#### EXCERPT TO READ
-- begin --

Location of the Sprengisandur highland area Sprengisandur is a highland plateau in Iceland, defined roughly as the area between the Hofsjökull and Vatnajökull glaciers.

Nearby places: Nýidalur, Aldeyjarfoss

Check out our Travel tips and Tours in the highlands

Like Kjölur and Kaldidalur, Sprengisandur is an ancient pass – during the time of the Icelandic Free State (ca. 930–1265) it was one of the several important north-south routes that connected remote regions of the island to the Plains of the Parliament, Þingvellir, where the yearly parliament, Alþingi, was held each year at midsummer. In the sagas of Icelanders it is often called simply Sandr “Sand” or Sandleið, “Sand trail”. At its southern end, it was joined with another such route, Fjallabaksvegur nyrðri, running west from Landmannalaugar mountain hot springs area.

-- end --

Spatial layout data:
-- begin --

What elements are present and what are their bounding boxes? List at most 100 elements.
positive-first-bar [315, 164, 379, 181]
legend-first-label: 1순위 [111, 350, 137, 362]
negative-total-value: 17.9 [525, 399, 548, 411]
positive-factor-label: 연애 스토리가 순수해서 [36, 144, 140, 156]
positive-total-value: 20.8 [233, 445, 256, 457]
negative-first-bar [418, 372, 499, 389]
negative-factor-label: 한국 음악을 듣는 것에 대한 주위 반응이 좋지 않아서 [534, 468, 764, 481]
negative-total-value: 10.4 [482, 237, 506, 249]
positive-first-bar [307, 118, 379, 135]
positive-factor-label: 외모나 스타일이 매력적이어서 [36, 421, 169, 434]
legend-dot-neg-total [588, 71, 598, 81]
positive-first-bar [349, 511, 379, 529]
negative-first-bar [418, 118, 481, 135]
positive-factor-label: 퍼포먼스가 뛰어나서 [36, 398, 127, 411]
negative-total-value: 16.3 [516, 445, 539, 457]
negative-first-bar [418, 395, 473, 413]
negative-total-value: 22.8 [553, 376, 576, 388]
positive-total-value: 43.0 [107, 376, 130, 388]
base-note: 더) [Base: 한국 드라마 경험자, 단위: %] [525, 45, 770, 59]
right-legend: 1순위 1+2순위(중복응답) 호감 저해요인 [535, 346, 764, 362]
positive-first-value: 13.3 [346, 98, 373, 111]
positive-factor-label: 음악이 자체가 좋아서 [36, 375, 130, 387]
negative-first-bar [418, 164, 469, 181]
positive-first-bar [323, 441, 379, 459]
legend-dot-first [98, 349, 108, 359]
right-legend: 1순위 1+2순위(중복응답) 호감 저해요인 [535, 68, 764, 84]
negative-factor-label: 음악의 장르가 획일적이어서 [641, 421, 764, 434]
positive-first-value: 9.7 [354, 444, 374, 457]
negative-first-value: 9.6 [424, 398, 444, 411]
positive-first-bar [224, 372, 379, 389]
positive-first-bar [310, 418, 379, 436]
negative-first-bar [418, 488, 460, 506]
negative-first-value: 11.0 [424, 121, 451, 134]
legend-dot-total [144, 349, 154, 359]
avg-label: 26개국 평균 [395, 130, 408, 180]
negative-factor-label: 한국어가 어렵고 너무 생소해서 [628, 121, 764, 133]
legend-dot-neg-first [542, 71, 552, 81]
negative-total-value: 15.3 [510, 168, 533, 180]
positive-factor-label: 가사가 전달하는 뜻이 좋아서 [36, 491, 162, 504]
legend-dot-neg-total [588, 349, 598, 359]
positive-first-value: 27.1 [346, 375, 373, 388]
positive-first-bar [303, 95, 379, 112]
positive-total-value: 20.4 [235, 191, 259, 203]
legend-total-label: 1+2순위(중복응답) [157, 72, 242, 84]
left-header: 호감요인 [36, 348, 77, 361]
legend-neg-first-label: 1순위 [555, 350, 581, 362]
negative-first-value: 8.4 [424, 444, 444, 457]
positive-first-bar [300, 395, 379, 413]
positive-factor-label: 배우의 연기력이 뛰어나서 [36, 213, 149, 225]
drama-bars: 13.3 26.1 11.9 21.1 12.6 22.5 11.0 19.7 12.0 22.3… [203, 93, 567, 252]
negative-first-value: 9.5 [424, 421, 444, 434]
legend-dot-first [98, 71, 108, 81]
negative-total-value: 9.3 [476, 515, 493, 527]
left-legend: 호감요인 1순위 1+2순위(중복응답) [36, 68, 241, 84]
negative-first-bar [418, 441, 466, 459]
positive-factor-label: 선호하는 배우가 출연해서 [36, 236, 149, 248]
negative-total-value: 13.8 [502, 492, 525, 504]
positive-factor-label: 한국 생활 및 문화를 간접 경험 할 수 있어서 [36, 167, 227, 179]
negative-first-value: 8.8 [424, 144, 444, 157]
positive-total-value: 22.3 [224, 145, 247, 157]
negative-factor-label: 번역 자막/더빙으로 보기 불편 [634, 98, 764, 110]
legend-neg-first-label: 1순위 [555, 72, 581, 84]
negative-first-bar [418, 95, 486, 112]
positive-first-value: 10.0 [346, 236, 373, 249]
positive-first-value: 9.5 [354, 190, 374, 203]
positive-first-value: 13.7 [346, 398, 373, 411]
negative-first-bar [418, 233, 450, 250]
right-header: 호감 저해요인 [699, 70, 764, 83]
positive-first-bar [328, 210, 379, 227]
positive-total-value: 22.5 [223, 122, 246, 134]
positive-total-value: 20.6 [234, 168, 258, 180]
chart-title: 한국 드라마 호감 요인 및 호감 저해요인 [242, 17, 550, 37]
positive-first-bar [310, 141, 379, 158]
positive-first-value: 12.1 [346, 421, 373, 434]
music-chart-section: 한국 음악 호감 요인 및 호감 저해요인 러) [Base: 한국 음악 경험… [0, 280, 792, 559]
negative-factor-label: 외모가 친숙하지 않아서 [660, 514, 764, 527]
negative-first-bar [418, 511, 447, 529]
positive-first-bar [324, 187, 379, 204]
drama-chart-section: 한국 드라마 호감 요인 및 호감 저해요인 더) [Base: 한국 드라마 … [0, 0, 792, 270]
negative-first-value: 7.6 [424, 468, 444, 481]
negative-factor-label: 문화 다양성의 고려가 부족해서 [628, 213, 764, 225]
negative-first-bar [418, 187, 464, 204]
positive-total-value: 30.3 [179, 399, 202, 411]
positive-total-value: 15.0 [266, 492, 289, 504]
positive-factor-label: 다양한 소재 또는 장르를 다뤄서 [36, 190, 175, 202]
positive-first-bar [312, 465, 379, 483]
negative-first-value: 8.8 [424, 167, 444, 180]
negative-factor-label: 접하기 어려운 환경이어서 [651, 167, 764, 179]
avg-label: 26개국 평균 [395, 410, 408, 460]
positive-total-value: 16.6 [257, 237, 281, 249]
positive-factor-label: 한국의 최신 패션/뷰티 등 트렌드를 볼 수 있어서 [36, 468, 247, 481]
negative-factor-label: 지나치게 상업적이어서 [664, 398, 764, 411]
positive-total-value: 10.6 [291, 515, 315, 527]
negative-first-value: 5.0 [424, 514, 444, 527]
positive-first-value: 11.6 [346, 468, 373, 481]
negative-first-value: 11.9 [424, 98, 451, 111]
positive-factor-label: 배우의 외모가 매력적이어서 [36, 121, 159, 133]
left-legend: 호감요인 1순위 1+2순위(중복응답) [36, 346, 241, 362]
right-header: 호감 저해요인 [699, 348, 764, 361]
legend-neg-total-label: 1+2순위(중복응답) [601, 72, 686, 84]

-- end --

#### EXERCISES
1 – From the Sprengisandur text, reproduce word for word the part that opens with the words containing "Like Kjölur and" and closes with "hot springs area.".
2 – According to the Sprengisandur text, between which two glaciers does the plateau roughly lie?

#### COMPLETE ANSWERS
1 –
Like Kjölur and Kaldidalur, Sprengisandur is an ancient pass – during the time of the Icelandic Free State (ca. 930–1265) it was one of the several important north-south routes that connected remote regions of the island to the Plains of the Parliament, Þingvellir, where the yearly parliament, Alþingi, was held each year at midsummer. In the sagas of Icelanders it is often called simply Sandr “Sand” or Sandleið, “Sand trail”. At its southern end, it was joined with another such route, Fjallabaksvegur nyrðri, running west from Landmannalaugar mountain hot springs area.

2 – Hofsjökull and Vatnajökull